*Exercise aim*: Could you repeat every record below exactly, leaving out the pictures?

Top of Data for analysis

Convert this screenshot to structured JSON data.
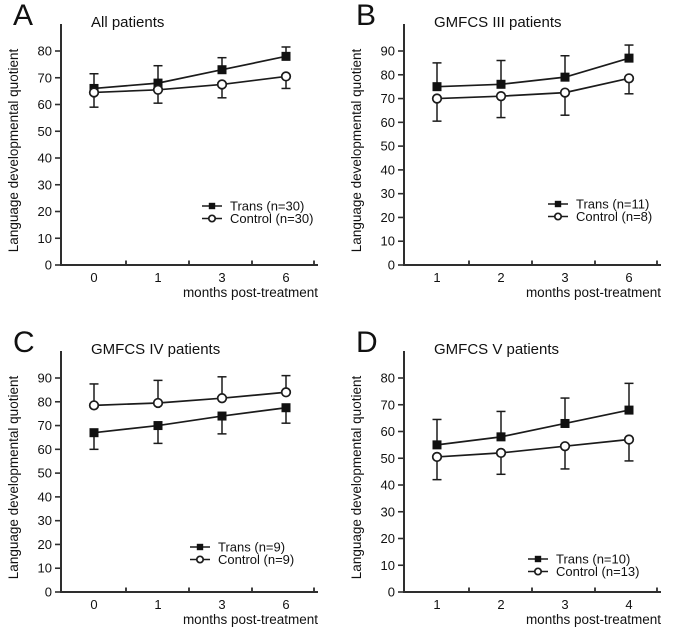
{
  "figure": {
    "background": "#ffffff",
    "axis_color": "#2e2e2e",
    "line_color": "#1b1b1b",
    "text_color": "#111111",
    "marker_fill": "#111111",
    "open_marker_fill": "#ffffff"
  },
  "chart_data": [
    {
      "type": "line",
      "panel_letter": "A",
      "title": "All patients",
      "xlabel": "months post-treatment",
      "ylabel": "Language developmental quotient",
      "x_categories": [
        "0",
        "1",
        "3",
        "6"
      ],
      "ylim": [
        0,
        80
      ],
      "y_ticks": [
        0,
        10,
        20,
        30,
        40,
        50,
        60,
        70,
        80
      ],
      "grid": false,
      "legend_position": "lower-right",
      "series": [
        {
          "name": "Trans (n=30)",
          "marker": "filled-square",
          "error_bar_direction": "up",
          "values": [
            66,
            68,
            73,
            78
          ],
          "errors": [
            5.5,
            6.5,
            4.5,
            3.5
          ]
        },
        {
          "name": "Control (n=30)",
          "marker": "open-circle",
          "error_bar_direction": "down",
          "values": [
            64.5,
            65.5,
            67.5,
            70.5
          ],
          "errors": [
            5.5,
            5,
            5,
            4.5
          ]
        }
      ]
    },
    {
      "type": "line",
      "panel_letter": "B",
      "title": "GMFCS III patients",
      "xlabel": "months post-treatment",
      "ylabel": "Language developmental quotient",
      "x_categories": [
        "1",
        "2",
        "3",
        "6"
      ],
      "ylim": [
        0,
        90
      ],
      "y_ticks": [
        0,
        10,
        20,
        30,
        40,
        50,
        60,
        70,
        80,
        90
      ],
      "grid": false,
      "legend_position": "lower-right",
      "series": [
        {
          "name": "Trans (n=11)",
          "marker": "filled-square",
          "error_bar_direction": "up",
          "values": [
            75,
            76,
            79,
            87
          ],
          "errors": [
            10,
            10,
            9,
            5.5
          ]
        },
        {
          "name": "Control (n=8)",
          "marker": "open-circle",
          "error_bar_direction": "down",
          "values": [
            70,
            71,
            72.5,
            78.5
          ],
          "errors": [
            9.5,
            9,
            9.5,
            6.5
          ]
        }
      ]
    },
    {
      "type": "line",
      "panel_letter": "C",
      "title": "GMFCS IV patients",
      "xlabel": "months post-treatment",
      "ylabel": "Language developmental quotient",
      "x_categories": [
        "0",
        "1",
        "3",
        "6"
      ],
      "ylim": [
        0,
        90
      ],
      "y_ticks": [
        0,
        10,
        20,
        30,
        40,
        50,
        60,
        70,
        80,
        90
      ],
      "grid": false,
      "legend_position": "lower-right",
      "series": [
        {
          "name": "Trans (n=9)",
          "marker": "filled-square",
          "error_bar_direction": "down",
          "values": [
            67,
            70,
            74,
            77.5
          ],
          "errors": [
            7,
            7.5,
            7.5,
            6.5
          ]
        },
        {
          "name": "Control (n=9)",
          "marker": "open-circle",
          "error_bar_direction": "up",
          "values": [
            78.5,
            79.5,
            81.5,
            84
          ],
          "errors": [
            9,
            9.5,
            9,
            7
          ]
        }
      ]
    },
    {
      "type": "line",
      "panel_letter": "D",
      "title": "GMFCS V patients",
      "xlabel": "months post-treatment",
      "ylabel": "Language developmental quotient",
      "x_categories": [
        "1",
        "2",
        "3",
        "4"
      ],
      "ylim": [
        0,
        80
      ],
      "y_ticks": [
        0,
        10,
        20,
        30,
        40,
        50,
        60,
        70,
        80
      ],
      "grid": false,
      "legend_position": "lower-right",
      "series": [
        {
          "name": "Trans (n=10)",
          "marker": "filled-square",
          "error_bar_direction": "up",
          "values": [
            55,
            58,
            63,
            68
          ],
          "errors": [
            9.5,
            9.5,
            9.5,
            10
          ]
        },
        {
          "name": "Control (n=13)",
          "marker": "open-circle",
          "error_bar_direction": "down",
          "values": [
            50.5,
            52,
            54.5,
            57
          ],
          "errors": [
            8.5,
            8,
            8.5,
            8
          ]
        }
      ]
    }
  ]
}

Bottom of Data for analysis

*Result below*:
Convert this screenshot to structured JSON data.
{
  "figure": {
    "background": "#ffffff",
    "axis_color": "#2e2e2e",
    "line_color": "#1b1b1b",
    "text_color": "#111111",
    "marker_fill": "#111111",
    "open_marker_fill": "#ffffff"
  },
  "chart_data": [
    {
      "type": "line",
      "panel_letter": "A",
      "title": "All patients",
      "xlabel": "months post-treatment",
      "ylabel": "Language developmental quotient",
      "x_categories": [
        "0",
        "1",
        "3",
        "6"
      ],
      "ylim": [
        0,
        80
      ],
      "y_ticks": [
        0,
        10,
        20,
        30,
        40,
        50,
        60,
        70,
        80
      ],
      "grid": false,
      "legend_position": "lower-right",
      "series": [
        {
          "name": "Trans (n=30)",
          "marker": "filled-square",
          "error_bar_direction": "up",
          "values": [
            66,
            68,
            73,
            78
          ],
          "errors": [
            5.5,
            6.5,
            4.5,
            3.5
          ]
        },
        {
          "name": "Control (n=30)",
          "marker": "open-circle",
          "error_bar_direction": "down",
          "values": [
            64.5,
            65.5,
            67.5,
            70.5
          ],
          "errors": [
            5.5,
            5,
            5,
            4.5
          ]
        }
      ]
    },
    {
      "type": "line",
      "panel_letter": "B",
      "title": "GMFCS III patients",
      "xlabel": "months post-treatment",
      "ylabel": "Language developmental quotient",
      "x_categories": [
        "1",
        "2",
        "3",
        "6"
      ],
      "ylim": [
        0,
        90
      ],
      "y_ticks": [
        0,
        10,
        20,
        30,
        40,
        50,
        60,
        70,
        80,
        90
      ],
      "grid": false,
      "legend_position": "lower-right",
      "series": [
        {
          "name": "Trans (n=11)",
          "marker": "filled-square",
          "error_bar_direction": "up",
          "values": [
            75,
            76,
            79,
            87
          ],
          "errors": [
            10,
            10,
            9,
            5.5
          ]
        },
        {
          "name": "Control (n=8)",
          "marker": "open-circle",
          "error_bar_direction": "down",
          "values": [
            70,
            71,
            72.5,
            78.5
          ],
          "errors": [
            9.5,
            9,
            9.5,
            6.5
          ]
        }
      ]
    },
    {
      "type": "line",
      "panel_letter": "C",
      "title": "GMFCS IV patients",
      "xlabel": "months post-treatment",
      "ylabel": "Language developmental quotient",
      "x_categories": [
        "0",
        "1",
        "3",
        "6"
      ],
      "ylim": [
        0,
        90
      ],
      "y_ticks": [
        0,
        10,
        20,
        30,
        40,
        50,
        60,
        70,
        80,
        90
      ],
      "grid": false,
      "legend_position": "lower-right",
      "series": [
        {
          "name": "Trans (n=9)",
          "marker": "filled-square",
          "error_bar_direction": "down",
          "values": [
            67,
            70,
            74,
            77.5
          ],
          "errors": [
            7,
            7.5,
            7.5,
            6.5
          ]
        },
        {
          "name": "Control (n=9)",
          "marker": "open-circle",
          "error_bar_direction": "up",
          "values": [
            78.5,
            79.5,
            81.5,
            84
          ],
          "errors": [
            9,
            9.5,
            9,
            7
          ]
        }
      ]
    },
    {
      "type": "line",
      "panel_letter": "D",
      "title": "GMFCS V patients",
      "xlabel": "months post-treatment",
      "ylabel": "Language developmental quotient",
      "x_categories": [
        "1",
        "2",
        "3",
        "4"
      ],
      "ylim": [
        0,
        80
      ],
      "y_ticks": [
        0,
        10,
        20,
        30,
        40,
        50,
        60,
        70,
        80
      ],
      "grid": false,
      "legend_position": "lower-right",
      "series": [
        {
          "name": "Trans (n=10)",
          "marker": "filled-square",
          "error_bar_direction": "up",
          "values": [
            55,
            58,
            63,
            68
          ],
          "errors": [
            9.5,
            9.5,
            9.5,
            10
          ]
        },
        {
          "name": "Control (n=13)",
          "marker": "open-circle",
          "error_bar_direction": "down",
          "values": [
            50.5,
            52,
            54.5,
            57
          ],
          "errors": [
            8.5,
            8,
            8.5,
            8
          ]
        }
      ]
    }
  ]
}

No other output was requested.